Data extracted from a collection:
== == ==

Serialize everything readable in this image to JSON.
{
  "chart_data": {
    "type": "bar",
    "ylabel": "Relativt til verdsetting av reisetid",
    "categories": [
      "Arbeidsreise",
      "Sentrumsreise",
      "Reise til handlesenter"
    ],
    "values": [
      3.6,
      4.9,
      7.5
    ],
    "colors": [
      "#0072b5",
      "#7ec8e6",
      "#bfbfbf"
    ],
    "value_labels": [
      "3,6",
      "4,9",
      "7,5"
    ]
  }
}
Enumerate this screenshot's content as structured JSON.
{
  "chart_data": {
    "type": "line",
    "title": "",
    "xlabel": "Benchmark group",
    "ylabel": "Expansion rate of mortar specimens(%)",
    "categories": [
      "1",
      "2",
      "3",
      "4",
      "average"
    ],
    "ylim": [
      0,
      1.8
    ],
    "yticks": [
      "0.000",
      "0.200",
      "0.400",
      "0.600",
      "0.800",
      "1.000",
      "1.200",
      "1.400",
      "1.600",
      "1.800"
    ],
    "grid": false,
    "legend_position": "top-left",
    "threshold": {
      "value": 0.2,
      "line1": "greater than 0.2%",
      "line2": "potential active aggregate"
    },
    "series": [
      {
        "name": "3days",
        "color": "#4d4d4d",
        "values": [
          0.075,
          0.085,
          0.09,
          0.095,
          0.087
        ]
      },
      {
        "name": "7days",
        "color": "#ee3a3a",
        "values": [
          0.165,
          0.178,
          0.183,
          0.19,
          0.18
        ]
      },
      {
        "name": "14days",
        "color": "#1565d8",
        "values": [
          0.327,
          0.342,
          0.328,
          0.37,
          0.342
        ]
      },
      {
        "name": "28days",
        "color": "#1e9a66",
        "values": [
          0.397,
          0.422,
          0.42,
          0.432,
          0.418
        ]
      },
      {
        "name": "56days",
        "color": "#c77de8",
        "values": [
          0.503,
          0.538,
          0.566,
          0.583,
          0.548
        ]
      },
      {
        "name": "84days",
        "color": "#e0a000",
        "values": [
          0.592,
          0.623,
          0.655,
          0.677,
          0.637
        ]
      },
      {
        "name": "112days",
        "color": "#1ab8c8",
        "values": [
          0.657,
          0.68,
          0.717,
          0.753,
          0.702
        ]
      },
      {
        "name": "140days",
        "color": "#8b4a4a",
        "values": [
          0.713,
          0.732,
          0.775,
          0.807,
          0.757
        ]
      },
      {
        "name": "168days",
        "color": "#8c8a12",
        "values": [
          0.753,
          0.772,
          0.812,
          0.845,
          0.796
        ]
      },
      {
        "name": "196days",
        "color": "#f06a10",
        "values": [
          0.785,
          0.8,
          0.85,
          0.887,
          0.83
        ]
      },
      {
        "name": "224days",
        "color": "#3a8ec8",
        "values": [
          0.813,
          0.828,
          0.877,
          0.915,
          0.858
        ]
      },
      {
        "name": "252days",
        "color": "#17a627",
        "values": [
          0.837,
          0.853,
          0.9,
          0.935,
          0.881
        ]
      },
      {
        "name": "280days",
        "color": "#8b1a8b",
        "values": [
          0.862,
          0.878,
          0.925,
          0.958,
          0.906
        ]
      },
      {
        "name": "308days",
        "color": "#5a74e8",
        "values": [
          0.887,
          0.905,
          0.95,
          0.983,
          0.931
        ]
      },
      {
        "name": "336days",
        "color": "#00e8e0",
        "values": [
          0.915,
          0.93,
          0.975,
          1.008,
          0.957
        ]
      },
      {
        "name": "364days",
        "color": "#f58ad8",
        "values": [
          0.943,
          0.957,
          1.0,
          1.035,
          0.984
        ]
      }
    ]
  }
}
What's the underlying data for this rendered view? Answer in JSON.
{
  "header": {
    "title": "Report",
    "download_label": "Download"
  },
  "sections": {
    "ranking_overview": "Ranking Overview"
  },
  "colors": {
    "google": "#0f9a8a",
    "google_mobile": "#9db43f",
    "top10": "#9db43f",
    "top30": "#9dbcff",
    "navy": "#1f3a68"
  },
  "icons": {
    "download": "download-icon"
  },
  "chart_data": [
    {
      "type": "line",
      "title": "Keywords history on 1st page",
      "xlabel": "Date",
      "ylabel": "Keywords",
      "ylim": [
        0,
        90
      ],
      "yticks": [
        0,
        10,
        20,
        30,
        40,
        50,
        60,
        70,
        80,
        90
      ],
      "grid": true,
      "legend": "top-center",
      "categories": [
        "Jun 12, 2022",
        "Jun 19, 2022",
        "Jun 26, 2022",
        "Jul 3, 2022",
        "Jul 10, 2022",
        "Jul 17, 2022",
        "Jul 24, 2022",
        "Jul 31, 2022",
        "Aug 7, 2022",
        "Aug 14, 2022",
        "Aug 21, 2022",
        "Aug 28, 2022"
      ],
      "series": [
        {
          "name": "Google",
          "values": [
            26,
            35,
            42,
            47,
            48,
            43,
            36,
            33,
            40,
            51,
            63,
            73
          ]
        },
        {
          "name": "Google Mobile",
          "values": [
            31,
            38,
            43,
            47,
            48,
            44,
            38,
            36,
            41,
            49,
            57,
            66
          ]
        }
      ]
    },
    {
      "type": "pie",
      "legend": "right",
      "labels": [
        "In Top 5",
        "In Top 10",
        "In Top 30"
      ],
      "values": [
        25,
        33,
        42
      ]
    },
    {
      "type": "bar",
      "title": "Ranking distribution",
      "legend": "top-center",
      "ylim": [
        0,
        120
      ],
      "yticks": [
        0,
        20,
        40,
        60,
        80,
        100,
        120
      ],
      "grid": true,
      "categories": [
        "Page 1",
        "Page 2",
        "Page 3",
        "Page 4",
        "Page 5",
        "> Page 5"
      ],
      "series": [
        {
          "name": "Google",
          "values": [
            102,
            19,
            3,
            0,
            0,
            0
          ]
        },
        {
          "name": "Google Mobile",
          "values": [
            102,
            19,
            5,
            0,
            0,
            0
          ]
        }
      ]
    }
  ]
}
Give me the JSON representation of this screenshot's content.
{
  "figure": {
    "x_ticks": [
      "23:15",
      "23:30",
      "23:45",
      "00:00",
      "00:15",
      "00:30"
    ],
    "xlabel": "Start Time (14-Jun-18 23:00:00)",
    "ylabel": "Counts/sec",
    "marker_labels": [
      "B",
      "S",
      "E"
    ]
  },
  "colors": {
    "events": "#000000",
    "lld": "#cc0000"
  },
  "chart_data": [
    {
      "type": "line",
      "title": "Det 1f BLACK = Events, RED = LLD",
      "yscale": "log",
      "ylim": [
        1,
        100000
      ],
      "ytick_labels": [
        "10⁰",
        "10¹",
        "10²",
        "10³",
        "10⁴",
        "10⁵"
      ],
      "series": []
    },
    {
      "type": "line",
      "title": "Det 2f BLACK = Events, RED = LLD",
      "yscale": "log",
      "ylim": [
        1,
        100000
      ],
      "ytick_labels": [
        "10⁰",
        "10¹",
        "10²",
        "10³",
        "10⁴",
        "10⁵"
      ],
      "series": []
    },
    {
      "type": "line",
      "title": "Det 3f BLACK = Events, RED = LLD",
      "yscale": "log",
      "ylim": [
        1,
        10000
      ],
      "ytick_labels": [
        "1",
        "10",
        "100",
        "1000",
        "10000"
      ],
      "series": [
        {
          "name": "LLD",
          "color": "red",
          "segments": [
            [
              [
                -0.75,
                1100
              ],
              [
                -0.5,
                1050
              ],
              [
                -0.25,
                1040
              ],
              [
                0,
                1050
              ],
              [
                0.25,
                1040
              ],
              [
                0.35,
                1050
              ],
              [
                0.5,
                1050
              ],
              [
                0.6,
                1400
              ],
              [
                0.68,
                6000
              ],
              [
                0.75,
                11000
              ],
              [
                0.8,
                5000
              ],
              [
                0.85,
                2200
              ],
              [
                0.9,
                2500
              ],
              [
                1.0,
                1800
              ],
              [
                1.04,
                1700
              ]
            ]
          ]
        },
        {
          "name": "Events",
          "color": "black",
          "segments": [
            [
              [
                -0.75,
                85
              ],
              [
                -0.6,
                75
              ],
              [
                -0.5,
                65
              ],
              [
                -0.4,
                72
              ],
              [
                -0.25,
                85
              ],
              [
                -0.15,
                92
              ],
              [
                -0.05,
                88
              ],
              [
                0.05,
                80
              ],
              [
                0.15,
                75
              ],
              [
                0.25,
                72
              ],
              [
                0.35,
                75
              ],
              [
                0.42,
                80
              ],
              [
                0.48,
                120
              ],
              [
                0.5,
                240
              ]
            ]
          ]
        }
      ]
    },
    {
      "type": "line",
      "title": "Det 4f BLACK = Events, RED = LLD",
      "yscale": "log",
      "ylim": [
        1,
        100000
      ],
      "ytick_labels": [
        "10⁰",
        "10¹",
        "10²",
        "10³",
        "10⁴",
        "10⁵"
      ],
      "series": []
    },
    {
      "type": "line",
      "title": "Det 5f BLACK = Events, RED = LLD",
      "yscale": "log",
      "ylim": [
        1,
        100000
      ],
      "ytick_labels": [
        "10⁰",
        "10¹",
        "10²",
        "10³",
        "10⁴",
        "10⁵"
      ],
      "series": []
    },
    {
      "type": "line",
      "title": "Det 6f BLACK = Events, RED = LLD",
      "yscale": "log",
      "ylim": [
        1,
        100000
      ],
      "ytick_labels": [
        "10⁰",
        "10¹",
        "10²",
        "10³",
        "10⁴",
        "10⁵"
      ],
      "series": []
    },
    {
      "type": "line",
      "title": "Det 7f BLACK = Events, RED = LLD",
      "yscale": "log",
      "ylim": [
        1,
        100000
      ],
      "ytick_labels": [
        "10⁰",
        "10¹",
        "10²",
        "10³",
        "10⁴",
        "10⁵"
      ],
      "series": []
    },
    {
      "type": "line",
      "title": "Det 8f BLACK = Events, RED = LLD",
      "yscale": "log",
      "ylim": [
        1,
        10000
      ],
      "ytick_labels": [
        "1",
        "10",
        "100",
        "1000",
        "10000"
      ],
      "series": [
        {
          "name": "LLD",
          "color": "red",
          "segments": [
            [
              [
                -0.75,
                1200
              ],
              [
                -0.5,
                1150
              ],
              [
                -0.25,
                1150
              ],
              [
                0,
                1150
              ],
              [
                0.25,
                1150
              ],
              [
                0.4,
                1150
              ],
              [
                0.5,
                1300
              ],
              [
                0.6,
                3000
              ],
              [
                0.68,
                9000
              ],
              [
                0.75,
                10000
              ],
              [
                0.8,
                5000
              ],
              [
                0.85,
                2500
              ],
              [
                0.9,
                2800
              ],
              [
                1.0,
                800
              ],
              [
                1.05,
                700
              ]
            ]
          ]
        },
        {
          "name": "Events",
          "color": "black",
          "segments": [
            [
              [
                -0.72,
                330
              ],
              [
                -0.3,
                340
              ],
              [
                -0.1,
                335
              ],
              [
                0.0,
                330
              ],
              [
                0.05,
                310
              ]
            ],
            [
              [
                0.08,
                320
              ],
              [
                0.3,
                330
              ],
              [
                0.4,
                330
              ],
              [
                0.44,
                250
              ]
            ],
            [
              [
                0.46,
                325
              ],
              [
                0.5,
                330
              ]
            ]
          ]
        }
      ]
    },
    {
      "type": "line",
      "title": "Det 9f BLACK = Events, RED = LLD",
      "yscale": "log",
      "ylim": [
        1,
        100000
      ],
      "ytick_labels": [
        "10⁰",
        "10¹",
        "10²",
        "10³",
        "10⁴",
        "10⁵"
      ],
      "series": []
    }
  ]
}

== == ==

**What is required**
From the listing above, collect each line in which the string "screenshot" appears.

**Answer to this task**
Enumerate this screenshot's content as structured JSON.
Give me the JSON representation of this screenshot's content.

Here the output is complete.